Given problem → Find the string "screenshot" in the data, then copy every line where it is found.
═══ Material shown
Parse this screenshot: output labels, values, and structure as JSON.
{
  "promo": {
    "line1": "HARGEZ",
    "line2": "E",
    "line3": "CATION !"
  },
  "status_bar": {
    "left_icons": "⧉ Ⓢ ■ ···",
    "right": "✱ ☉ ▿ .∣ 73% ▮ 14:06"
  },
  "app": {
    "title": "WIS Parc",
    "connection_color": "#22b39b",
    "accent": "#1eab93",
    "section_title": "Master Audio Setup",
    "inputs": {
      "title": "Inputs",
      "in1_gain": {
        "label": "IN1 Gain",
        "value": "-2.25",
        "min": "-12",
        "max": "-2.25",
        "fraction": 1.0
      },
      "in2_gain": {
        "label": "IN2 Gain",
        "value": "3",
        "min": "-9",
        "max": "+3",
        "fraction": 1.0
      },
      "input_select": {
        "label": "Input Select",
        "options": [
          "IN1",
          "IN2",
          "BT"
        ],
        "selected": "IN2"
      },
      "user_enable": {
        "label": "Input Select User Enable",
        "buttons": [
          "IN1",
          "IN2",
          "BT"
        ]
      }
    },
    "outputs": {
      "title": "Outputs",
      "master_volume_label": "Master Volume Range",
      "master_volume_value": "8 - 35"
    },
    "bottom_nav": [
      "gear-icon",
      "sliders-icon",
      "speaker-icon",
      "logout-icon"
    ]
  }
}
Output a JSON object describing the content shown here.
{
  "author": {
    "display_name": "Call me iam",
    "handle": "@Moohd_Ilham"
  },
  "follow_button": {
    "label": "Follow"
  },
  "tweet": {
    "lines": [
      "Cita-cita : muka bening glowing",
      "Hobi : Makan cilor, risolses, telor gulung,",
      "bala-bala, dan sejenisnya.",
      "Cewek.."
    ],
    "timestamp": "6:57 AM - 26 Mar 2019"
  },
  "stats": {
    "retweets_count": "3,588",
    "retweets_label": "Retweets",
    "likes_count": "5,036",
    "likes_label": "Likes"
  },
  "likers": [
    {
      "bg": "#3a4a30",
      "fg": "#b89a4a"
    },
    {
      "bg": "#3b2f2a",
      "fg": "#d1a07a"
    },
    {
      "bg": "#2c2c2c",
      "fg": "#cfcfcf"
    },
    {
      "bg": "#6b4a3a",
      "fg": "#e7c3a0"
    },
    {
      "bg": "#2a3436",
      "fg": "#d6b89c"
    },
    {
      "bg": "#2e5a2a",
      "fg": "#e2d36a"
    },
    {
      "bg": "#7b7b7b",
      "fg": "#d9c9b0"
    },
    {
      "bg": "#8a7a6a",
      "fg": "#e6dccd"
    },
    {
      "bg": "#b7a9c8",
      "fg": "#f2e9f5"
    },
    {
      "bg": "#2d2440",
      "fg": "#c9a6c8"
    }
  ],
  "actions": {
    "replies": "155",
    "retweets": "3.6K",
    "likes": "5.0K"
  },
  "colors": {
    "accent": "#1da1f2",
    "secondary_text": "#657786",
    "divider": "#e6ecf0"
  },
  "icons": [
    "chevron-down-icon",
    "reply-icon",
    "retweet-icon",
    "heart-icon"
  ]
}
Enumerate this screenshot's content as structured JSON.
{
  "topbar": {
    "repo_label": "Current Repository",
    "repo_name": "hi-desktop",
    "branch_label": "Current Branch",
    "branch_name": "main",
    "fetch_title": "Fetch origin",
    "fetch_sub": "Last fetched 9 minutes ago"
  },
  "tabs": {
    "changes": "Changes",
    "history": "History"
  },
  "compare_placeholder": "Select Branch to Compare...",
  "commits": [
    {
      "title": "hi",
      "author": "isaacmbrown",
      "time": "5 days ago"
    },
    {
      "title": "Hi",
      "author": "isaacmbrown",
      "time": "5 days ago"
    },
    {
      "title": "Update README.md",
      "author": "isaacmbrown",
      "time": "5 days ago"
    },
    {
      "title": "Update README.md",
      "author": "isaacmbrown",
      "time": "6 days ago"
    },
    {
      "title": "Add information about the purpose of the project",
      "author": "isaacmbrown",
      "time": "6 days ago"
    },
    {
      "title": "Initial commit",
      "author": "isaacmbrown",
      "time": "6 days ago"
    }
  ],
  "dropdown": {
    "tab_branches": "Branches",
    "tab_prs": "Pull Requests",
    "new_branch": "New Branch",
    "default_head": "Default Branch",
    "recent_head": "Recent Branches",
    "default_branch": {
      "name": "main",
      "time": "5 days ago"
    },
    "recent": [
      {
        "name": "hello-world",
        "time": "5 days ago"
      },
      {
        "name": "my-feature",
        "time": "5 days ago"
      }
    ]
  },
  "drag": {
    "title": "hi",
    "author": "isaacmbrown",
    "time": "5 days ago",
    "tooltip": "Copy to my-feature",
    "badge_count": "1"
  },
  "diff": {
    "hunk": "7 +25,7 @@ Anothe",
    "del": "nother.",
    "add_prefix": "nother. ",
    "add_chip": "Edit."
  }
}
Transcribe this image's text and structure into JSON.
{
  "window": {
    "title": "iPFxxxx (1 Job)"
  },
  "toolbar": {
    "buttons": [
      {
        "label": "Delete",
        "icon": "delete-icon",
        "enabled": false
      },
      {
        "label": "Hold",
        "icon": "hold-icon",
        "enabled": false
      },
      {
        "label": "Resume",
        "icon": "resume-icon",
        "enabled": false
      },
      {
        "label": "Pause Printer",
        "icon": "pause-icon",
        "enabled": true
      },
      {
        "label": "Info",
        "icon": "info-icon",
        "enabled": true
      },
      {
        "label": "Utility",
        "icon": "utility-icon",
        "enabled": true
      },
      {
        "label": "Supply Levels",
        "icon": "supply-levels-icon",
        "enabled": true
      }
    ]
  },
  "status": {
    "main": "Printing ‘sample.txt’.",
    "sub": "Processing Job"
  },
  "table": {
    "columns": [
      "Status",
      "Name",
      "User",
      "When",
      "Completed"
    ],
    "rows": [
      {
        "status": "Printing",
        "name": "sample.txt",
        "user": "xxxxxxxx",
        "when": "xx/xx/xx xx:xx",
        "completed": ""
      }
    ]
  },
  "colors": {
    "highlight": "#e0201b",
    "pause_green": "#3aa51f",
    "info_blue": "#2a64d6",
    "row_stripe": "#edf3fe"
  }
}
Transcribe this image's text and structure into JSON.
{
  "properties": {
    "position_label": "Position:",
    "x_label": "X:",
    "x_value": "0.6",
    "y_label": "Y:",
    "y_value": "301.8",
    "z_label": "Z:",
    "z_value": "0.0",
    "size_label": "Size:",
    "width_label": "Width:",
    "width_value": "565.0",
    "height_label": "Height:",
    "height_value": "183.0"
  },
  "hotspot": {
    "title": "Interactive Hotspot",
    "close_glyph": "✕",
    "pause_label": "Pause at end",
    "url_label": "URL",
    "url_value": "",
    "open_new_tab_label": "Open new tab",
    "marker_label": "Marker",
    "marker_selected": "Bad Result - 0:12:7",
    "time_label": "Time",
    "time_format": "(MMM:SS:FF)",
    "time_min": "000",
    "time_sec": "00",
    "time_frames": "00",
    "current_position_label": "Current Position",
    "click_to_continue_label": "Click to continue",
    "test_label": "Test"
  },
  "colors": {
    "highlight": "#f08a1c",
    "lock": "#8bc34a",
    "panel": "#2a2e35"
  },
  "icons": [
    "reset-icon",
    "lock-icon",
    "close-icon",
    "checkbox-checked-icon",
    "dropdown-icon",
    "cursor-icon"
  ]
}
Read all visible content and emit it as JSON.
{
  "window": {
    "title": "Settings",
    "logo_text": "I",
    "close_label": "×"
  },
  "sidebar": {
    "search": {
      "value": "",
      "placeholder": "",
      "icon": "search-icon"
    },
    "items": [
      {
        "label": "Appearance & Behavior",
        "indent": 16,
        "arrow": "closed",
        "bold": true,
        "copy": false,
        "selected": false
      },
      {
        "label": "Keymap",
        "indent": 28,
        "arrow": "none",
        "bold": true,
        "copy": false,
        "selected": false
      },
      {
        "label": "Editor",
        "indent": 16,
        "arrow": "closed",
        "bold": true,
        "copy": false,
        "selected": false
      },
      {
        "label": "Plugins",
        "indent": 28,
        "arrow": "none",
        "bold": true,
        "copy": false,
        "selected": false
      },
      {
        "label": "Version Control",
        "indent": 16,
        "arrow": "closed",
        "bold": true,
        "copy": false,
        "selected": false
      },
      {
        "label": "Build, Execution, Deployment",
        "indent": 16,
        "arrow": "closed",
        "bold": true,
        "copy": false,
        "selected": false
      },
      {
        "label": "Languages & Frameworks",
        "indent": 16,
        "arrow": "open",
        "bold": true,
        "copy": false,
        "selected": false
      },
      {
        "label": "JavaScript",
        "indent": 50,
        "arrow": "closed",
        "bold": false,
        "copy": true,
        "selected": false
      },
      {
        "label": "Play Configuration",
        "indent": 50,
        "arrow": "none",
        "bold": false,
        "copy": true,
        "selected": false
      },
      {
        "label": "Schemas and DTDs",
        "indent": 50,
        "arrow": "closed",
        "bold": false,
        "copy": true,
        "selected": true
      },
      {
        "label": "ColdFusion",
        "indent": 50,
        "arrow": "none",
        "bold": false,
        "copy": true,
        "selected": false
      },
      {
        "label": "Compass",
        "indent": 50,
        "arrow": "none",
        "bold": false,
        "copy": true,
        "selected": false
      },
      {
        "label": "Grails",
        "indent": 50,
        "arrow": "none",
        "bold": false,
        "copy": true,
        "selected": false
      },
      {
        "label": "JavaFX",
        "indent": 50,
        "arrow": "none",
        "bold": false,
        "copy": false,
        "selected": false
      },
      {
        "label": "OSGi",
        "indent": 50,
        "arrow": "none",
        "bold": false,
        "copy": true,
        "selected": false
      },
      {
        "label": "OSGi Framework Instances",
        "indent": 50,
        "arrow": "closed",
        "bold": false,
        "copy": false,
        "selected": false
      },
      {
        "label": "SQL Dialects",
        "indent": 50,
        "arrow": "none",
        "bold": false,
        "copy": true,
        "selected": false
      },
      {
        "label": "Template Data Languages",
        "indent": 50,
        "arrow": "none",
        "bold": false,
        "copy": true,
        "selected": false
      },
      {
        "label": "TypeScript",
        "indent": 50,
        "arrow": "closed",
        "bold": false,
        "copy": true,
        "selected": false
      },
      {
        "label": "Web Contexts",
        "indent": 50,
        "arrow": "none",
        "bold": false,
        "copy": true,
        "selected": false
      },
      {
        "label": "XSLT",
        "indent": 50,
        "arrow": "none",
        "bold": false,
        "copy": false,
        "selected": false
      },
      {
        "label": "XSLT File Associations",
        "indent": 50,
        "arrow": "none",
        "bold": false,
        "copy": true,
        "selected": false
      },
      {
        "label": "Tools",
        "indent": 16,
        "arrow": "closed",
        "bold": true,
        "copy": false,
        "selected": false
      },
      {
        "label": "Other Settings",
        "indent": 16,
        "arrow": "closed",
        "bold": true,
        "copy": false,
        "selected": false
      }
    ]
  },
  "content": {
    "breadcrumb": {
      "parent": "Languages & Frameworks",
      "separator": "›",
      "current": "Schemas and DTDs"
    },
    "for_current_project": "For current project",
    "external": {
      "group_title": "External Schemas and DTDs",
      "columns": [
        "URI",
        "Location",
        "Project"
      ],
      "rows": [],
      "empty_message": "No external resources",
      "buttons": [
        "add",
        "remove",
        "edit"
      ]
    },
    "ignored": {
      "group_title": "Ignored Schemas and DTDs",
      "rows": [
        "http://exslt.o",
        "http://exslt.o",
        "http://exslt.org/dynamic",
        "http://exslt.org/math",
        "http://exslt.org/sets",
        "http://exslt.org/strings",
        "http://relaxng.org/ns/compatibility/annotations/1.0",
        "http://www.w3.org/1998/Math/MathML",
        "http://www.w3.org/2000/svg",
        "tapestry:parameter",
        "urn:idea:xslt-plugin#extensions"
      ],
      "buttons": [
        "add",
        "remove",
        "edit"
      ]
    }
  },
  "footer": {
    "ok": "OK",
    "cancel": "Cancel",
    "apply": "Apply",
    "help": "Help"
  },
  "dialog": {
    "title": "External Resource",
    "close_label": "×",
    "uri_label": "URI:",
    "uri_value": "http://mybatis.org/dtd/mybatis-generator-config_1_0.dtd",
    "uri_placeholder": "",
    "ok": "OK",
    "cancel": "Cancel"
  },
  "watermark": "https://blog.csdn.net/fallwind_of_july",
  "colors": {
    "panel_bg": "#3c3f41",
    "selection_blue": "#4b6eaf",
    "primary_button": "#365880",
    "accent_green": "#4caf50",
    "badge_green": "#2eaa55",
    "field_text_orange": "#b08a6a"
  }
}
══════
Reply to the task →
Parse this screenshot: output labels, values, and structure as JSON.
Enumerate this screenshot's content as structured JSON.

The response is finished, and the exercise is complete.